## Problem statement
In the listing below, count the lines with "Políticas" and report only the figure.

-- begin Data shown --

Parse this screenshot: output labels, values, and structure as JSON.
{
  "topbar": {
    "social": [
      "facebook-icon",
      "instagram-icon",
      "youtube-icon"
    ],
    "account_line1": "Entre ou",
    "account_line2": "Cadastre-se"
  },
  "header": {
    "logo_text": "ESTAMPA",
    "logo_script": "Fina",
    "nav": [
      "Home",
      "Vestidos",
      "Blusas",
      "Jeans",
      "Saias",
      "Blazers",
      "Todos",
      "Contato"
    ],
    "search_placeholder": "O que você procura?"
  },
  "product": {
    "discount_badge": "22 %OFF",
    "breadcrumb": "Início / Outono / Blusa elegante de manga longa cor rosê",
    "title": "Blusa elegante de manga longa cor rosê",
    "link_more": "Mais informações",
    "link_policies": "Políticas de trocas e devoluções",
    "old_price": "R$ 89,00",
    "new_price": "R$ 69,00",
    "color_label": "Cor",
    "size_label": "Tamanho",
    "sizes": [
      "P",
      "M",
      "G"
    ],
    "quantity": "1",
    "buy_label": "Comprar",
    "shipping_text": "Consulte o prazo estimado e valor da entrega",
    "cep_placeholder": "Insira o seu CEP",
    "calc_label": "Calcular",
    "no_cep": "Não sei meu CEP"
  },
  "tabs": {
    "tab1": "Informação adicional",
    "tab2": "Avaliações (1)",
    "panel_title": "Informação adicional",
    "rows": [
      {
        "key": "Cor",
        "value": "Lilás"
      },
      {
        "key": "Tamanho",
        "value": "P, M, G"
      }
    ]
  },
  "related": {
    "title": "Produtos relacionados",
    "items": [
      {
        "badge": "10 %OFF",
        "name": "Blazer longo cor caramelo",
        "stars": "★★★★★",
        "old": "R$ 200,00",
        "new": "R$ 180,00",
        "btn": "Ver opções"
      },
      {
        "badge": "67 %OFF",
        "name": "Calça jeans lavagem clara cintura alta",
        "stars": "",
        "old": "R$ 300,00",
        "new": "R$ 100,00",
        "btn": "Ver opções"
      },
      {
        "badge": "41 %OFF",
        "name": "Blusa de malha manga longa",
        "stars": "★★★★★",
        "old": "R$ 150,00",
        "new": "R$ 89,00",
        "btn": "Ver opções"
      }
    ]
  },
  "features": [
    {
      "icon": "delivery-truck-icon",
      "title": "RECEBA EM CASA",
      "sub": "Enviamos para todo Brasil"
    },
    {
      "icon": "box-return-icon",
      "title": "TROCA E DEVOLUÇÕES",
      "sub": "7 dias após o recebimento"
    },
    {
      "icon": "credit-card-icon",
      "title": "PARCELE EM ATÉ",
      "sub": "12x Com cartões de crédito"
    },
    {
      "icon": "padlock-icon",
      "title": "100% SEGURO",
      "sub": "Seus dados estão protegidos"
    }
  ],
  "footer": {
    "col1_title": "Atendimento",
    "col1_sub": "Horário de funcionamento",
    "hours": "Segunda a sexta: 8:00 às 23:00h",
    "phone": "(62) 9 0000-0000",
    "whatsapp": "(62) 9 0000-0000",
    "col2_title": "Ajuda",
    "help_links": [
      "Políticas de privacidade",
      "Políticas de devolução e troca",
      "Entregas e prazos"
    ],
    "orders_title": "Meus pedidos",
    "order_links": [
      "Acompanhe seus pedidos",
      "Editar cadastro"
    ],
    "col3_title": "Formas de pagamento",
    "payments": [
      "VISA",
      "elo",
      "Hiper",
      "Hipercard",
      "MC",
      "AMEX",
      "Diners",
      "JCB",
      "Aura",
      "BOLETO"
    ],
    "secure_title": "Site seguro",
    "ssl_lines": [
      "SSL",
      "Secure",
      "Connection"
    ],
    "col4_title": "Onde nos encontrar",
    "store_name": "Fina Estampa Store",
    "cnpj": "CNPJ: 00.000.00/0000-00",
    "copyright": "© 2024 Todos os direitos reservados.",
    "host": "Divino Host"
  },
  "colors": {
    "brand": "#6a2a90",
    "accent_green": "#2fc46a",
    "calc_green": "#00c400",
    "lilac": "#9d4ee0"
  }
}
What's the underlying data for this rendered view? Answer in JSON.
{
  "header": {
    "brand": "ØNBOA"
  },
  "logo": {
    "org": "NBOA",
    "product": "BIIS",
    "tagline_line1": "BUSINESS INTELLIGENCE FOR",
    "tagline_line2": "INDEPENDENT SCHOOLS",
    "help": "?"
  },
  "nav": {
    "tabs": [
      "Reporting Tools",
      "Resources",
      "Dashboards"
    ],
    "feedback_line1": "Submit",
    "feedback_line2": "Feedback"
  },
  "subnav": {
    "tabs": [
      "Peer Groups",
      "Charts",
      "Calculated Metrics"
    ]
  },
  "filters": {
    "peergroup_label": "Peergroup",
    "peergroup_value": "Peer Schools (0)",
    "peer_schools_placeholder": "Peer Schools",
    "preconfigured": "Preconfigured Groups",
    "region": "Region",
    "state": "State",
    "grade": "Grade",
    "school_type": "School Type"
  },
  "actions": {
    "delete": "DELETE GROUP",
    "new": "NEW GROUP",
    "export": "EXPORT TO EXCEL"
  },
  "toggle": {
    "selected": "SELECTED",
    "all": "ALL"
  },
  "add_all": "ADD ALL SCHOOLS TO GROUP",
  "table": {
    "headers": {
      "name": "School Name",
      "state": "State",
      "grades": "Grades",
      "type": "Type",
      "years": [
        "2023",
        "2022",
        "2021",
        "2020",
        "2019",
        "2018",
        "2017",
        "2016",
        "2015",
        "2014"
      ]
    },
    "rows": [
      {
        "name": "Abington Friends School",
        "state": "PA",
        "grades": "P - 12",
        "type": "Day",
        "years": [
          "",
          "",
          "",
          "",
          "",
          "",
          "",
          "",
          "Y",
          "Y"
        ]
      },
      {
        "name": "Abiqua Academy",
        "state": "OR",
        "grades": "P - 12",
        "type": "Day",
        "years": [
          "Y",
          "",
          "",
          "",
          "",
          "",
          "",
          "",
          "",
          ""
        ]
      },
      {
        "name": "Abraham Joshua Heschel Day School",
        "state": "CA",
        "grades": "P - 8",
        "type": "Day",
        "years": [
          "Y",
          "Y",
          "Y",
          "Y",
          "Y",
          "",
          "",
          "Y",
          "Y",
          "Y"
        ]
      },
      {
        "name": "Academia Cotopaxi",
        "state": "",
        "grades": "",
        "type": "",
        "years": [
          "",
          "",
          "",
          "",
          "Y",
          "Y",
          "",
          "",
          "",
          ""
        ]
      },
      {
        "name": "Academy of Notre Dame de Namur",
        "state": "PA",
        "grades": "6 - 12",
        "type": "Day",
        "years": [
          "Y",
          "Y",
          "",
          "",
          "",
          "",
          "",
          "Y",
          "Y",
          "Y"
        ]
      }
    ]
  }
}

-- end Data shown --

## In response
3